• **What this task involves**: State how many lines of the entries include the string "Gulf", please, leaving out everything but the number.

• **Data for the task**:
○ ○ ○ ○ ○
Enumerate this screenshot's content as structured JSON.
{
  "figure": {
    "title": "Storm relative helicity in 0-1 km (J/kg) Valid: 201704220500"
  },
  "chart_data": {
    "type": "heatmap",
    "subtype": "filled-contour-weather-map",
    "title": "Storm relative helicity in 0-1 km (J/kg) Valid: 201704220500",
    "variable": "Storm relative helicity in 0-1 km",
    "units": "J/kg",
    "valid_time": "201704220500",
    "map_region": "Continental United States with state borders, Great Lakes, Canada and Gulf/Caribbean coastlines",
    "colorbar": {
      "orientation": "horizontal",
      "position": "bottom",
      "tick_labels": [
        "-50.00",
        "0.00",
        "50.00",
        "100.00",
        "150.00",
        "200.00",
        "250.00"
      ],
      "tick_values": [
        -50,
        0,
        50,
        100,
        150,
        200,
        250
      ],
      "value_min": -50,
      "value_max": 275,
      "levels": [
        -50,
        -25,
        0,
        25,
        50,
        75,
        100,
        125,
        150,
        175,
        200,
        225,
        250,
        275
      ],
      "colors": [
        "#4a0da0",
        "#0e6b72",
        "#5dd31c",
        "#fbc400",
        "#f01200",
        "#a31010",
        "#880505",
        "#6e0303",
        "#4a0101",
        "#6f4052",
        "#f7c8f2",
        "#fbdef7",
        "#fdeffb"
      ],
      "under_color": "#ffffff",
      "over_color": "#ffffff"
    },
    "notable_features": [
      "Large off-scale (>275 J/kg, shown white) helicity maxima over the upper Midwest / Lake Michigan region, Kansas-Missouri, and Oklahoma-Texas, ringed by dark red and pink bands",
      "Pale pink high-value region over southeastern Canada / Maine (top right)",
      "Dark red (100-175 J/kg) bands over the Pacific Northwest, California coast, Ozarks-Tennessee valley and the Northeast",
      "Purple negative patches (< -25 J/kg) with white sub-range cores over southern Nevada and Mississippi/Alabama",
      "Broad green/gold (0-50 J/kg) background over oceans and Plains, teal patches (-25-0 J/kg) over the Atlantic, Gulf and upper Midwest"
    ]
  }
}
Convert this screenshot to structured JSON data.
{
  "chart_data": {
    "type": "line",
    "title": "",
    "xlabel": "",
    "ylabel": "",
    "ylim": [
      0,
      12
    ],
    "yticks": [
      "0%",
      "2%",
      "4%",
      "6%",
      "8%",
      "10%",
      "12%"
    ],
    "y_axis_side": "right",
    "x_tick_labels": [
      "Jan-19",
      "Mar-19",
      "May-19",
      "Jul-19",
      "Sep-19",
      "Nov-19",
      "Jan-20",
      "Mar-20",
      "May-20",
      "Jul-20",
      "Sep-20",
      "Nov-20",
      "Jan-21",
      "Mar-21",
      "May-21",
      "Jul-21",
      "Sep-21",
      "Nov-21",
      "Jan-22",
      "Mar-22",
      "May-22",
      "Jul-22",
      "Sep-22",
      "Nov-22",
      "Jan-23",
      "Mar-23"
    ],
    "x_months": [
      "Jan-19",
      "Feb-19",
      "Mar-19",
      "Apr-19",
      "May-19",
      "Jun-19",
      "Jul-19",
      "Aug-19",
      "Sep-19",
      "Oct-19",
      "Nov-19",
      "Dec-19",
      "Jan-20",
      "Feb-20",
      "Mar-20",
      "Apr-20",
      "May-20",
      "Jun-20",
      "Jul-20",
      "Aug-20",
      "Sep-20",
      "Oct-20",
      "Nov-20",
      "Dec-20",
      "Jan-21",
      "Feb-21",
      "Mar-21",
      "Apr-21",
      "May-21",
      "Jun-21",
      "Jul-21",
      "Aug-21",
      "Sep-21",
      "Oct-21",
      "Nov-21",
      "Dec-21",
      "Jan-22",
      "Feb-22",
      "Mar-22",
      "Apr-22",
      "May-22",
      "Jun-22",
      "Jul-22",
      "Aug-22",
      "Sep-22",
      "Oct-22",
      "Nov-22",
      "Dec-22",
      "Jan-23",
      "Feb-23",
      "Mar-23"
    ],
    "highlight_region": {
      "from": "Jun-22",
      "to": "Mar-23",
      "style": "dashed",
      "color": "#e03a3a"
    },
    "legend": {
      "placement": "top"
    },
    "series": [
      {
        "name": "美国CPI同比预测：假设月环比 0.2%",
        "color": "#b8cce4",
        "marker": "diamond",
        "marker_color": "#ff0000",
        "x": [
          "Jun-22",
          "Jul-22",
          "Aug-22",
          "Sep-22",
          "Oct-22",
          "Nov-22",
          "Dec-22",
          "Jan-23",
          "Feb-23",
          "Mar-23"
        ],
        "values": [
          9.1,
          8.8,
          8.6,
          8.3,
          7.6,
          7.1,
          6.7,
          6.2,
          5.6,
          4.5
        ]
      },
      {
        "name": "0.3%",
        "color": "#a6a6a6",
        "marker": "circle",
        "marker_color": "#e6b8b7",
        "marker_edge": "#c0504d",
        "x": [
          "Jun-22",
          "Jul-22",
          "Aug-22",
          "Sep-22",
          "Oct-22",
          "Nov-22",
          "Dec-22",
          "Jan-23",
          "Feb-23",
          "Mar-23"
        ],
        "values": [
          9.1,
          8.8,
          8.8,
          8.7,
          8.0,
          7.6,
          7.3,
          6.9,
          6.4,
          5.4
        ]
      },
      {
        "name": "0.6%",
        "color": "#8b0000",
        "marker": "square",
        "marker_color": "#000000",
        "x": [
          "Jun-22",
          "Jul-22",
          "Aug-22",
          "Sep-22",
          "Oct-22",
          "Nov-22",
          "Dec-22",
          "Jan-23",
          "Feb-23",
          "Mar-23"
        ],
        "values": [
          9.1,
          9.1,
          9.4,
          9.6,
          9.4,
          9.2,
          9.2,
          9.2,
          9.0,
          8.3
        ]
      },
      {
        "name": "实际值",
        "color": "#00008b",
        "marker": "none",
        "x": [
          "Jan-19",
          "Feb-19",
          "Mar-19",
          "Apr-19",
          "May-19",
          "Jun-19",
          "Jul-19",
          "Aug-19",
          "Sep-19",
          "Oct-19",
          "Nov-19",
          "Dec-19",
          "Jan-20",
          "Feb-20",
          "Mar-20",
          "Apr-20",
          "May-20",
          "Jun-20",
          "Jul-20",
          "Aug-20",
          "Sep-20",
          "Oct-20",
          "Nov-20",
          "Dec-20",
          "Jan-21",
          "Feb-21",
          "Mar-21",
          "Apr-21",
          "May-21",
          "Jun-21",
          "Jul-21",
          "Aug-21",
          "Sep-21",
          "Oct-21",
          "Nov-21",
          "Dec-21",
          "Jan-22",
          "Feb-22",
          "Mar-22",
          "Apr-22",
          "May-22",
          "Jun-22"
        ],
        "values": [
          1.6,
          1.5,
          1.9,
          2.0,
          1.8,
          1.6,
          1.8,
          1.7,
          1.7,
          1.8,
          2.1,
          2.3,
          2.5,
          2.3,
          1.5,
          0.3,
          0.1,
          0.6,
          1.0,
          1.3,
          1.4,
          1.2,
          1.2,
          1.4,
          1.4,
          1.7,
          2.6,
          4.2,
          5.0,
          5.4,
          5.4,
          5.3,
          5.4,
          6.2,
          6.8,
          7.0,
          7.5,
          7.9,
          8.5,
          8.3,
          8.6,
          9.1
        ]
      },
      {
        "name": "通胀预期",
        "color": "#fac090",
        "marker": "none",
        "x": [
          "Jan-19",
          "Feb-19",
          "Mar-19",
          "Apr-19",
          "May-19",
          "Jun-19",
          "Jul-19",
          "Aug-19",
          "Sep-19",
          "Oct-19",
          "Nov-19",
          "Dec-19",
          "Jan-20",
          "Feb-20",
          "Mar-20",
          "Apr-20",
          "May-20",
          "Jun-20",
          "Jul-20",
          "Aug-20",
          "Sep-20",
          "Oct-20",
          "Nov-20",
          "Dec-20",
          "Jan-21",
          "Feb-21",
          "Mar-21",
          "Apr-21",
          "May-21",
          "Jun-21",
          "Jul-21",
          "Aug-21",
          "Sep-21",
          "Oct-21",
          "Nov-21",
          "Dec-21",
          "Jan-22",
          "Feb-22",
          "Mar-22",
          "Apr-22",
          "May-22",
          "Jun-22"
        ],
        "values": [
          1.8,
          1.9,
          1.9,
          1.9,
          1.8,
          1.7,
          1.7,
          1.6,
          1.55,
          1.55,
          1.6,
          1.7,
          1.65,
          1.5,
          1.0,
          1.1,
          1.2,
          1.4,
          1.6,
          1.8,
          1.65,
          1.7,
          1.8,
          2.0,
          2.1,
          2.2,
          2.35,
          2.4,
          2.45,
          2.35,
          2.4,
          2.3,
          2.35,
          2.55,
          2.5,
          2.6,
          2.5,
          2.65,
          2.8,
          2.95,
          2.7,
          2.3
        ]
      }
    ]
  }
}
○ ○ ○ ○ ○
• **Solution to this problem**: 2